WORK TO COMPLETE: Here are some records; copy every line that holds the word "text".
───── DATA PROVIDED ─────
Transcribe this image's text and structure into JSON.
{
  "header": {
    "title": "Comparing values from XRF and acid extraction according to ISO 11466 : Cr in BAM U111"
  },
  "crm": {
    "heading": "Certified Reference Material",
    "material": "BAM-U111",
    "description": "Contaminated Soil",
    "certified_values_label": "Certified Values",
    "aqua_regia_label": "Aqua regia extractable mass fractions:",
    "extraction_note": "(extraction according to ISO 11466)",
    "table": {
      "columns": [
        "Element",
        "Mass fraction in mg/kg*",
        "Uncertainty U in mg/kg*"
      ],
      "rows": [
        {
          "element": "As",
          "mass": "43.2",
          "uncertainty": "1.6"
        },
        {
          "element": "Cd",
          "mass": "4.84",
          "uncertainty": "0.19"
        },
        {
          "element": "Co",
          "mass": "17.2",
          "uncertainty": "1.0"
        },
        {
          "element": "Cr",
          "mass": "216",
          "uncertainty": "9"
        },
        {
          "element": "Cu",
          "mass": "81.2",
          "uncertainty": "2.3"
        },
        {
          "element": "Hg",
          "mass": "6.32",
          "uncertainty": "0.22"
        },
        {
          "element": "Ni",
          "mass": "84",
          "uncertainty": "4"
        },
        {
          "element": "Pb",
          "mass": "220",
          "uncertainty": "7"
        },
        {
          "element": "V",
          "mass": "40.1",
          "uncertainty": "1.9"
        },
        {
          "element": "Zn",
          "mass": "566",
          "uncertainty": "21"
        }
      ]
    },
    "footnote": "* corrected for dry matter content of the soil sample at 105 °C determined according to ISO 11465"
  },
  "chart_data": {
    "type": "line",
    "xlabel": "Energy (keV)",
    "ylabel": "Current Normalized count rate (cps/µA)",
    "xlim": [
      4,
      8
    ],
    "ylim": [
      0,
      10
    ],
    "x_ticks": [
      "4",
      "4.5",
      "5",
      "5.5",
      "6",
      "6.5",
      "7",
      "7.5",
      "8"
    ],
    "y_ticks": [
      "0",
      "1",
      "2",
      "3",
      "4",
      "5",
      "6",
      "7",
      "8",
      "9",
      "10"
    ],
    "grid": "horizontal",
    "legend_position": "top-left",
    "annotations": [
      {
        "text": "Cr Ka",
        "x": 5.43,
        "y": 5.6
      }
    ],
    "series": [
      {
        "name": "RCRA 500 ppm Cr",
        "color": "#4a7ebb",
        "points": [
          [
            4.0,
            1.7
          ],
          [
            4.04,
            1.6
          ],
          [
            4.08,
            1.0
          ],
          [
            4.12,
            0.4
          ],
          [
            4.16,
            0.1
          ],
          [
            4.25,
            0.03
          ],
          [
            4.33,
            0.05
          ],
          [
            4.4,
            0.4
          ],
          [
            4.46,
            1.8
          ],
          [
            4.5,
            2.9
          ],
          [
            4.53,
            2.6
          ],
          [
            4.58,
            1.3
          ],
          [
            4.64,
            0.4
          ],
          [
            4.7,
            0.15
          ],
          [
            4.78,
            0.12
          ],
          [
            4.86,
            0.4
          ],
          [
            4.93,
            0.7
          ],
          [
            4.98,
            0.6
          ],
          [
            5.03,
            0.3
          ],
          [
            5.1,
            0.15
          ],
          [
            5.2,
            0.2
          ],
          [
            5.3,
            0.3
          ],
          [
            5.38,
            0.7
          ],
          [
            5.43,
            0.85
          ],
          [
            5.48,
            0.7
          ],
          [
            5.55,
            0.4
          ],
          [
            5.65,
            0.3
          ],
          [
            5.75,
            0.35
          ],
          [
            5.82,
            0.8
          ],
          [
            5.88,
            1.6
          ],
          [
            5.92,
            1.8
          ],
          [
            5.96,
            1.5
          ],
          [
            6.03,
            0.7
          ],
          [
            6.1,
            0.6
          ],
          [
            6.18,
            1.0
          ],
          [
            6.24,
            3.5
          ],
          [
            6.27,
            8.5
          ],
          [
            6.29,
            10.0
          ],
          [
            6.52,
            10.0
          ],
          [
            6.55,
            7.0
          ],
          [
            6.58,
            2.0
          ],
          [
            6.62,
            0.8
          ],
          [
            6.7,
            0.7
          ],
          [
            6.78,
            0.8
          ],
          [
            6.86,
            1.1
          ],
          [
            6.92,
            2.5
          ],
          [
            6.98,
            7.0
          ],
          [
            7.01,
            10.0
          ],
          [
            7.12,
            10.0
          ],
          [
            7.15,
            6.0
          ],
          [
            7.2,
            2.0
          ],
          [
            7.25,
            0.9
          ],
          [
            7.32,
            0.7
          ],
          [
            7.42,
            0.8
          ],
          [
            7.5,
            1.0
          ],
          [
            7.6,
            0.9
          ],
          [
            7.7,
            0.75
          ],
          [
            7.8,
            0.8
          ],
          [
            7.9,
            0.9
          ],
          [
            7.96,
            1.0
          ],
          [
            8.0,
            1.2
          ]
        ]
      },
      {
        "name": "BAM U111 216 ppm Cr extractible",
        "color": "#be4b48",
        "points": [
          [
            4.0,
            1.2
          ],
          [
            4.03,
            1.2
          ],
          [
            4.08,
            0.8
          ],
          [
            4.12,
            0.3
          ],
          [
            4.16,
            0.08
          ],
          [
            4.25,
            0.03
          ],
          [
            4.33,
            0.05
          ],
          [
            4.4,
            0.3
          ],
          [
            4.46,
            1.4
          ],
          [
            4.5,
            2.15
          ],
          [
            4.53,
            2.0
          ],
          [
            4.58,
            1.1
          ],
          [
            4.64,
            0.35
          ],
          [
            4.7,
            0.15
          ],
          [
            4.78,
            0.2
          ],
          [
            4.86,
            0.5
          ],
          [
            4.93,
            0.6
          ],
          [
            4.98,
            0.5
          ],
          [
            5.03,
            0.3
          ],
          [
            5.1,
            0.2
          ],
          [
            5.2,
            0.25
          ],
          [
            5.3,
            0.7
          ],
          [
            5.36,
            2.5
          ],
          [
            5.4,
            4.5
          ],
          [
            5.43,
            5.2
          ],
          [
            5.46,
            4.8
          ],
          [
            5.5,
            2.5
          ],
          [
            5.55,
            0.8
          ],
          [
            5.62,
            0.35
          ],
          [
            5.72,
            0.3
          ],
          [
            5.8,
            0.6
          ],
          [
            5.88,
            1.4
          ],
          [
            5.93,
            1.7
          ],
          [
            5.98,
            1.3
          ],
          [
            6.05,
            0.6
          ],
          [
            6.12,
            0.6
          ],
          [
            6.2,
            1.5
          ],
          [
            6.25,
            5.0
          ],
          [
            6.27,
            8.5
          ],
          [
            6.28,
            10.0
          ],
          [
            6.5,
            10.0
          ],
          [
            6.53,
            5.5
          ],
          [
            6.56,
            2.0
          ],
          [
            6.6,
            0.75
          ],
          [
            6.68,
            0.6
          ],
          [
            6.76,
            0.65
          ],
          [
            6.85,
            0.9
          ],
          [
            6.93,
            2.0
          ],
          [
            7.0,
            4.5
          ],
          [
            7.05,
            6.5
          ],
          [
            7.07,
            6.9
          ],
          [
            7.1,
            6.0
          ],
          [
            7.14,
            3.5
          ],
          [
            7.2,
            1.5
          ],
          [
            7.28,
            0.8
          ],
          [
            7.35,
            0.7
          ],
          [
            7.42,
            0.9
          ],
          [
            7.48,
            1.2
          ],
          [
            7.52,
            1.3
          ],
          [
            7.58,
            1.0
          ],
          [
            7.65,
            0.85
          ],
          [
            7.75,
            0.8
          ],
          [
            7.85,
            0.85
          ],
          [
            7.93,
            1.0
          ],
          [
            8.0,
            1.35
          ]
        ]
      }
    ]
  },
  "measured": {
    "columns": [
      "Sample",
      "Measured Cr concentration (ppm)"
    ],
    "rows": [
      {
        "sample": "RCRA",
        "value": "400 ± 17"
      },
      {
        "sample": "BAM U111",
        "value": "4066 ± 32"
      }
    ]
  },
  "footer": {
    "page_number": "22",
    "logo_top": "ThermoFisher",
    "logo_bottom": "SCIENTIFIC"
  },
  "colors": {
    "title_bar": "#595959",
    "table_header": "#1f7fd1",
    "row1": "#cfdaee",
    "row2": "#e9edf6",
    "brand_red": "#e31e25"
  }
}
─────
RESULT:
Transcribe this image's text and structure into JSON.
        "text": "Cr Ka",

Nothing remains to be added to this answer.